- _Data for this task_
— start —
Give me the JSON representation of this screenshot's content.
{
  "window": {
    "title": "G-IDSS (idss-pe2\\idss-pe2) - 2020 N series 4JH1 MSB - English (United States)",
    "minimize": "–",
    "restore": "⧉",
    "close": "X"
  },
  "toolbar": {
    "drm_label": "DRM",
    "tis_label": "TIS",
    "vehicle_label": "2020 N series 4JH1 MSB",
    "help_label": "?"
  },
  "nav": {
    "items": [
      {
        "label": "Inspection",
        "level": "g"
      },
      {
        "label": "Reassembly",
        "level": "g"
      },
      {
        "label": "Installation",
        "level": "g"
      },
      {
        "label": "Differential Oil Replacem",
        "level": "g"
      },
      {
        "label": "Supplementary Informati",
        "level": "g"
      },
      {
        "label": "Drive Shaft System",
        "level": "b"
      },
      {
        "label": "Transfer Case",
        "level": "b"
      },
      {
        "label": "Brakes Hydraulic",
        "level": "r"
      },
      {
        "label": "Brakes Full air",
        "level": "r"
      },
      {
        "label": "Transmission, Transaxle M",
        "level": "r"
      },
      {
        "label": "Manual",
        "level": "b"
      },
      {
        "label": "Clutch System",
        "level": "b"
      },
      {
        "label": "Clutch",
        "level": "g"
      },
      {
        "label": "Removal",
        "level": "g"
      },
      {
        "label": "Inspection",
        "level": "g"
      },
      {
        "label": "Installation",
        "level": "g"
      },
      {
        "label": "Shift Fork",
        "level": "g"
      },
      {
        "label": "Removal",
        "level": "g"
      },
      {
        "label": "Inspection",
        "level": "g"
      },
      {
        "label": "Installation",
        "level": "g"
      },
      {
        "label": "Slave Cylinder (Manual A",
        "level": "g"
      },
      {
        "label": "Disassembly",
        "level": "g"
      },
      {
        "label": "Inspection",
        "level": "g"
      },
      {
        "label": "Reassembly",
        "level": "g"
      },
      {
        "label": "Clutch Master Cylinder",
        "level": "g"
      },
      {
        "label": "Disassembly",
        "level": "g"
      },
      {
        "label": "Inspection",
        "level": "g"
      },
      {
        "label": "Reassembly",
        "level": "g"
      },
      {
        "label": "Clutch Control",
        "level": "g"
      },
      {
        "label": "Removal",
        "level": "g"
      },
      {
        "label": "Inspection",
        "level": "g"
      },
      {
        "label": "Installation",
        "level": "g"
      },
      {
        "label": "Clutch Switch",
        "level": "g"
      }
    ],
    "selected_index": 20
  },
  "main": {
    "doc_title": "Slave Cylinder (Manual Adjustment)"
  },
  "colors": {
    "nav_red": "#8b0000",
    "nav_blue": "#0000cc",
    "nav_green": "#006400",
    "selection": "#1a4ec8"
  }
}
— end —
- _Exercise aim_
Above are some records; repeat all of them exactly.

- _Exercise answer_
Give me the JSON representation of this screenshot's content.
{
  "window": {
    "title": "G-IDSS (idss-pe2\\idss-pe2) - 2020 N series 4JH1 MSB - English (United States)",
    "minimize": "–",
    "restore": "⧉",
    "close": "X"
  },
  "toolbar": {
    "drm_label": "DRM",
    "tis_label": "TIS",
    "vehicle_label": "2020 N series 4JH1 MSB",
    "help_label": "?"
  },
  "nav": {
    "items": [
      {
        "label": "Inspection",
        "level": "g"
      },
      {
        "label": "Reassembly",
        "level": "g"
      },
      {
        "label": "Installation",
        "level": "g"
      },
      {
        "label": "Differential Oil Replacem",
        "level": "g"
      },
      {
        "label": "Supplementary Informati",
        "level": "g"
      },
      {
        "label": "Drive Shaft System",
        "level": "b"
      },
      {
        "label": "Transfer Case",
        "level": "b"
      },
      {
        "label": "Brakes Hydraulic",
        "level": "r"
      },
      {
        "label": "Brakes Full air",
        "level": "r"
      },
      {
        "label": "Transmission, Transaxle M",
        "level": "r"
      },
      {
        "label": "Manual",
        "level": "b"
      },
      {
        "label": "Clutch System",
        "level": "b"
      },
      {
        "label": "Clutch",
        "level": "g"
      },
      {
        "label": "Removal",
        "level": "g"
      },
      {
        "label": "Inspection",
        "level": "g"
      },
      {
        "label": "Installation",
        "level": "g"
      },
      {
        "label": "Shift Fork",
        "level": "g"
      },
      {
        "label": "Removal",
        "level": "g"
      },
      {
        "label": "Inspection",
        "level": "g"
      },
      {
        "label": "Installation",
        "level": "g"
      },
      {
        "label": "Slave Cylinder (Manual A",
        "level": "g"
      },
      {
        "label": "Disassembly",
        "level": "g"
      },
      {
        "label": "Inspection",
        "level": "g"
      },
      {
        "label": "Reassembly",
        "level": "g"
      },
      {
        "label": "Clutch Master Cylinder",
        "level": "g"
      },
      {
        "label": "Disassembly",
        "level": "g"
      },
      {
        "label": "Inspection",
        "level": "g"
      },
      {
        "label": "Reassembly",
        "level": "g"
      },
      {
        "label": "Clutch Control",
        "level": "g"
      },
      {
        "label": "Removal",
        "level": "g"
      },
      {
        "label": "Inspection",
        "level": "g"
      },
      {
        "label": "Installation",
        "level": "g"
      },
      {
        "label": "Clutch Switch",
        "level": "g"
      }
    ],
    "selected_index": 20
  },
  "main": {
    "doc_title": "Slave Cylinder (Manual Adjustment)"
  },
  "colors": {
    "nav_red": "#8b0000",
    "nav_blue": "#0000cc",
    "nav_green": "#006400",
    "selection": "#1a4ec8"
  }
}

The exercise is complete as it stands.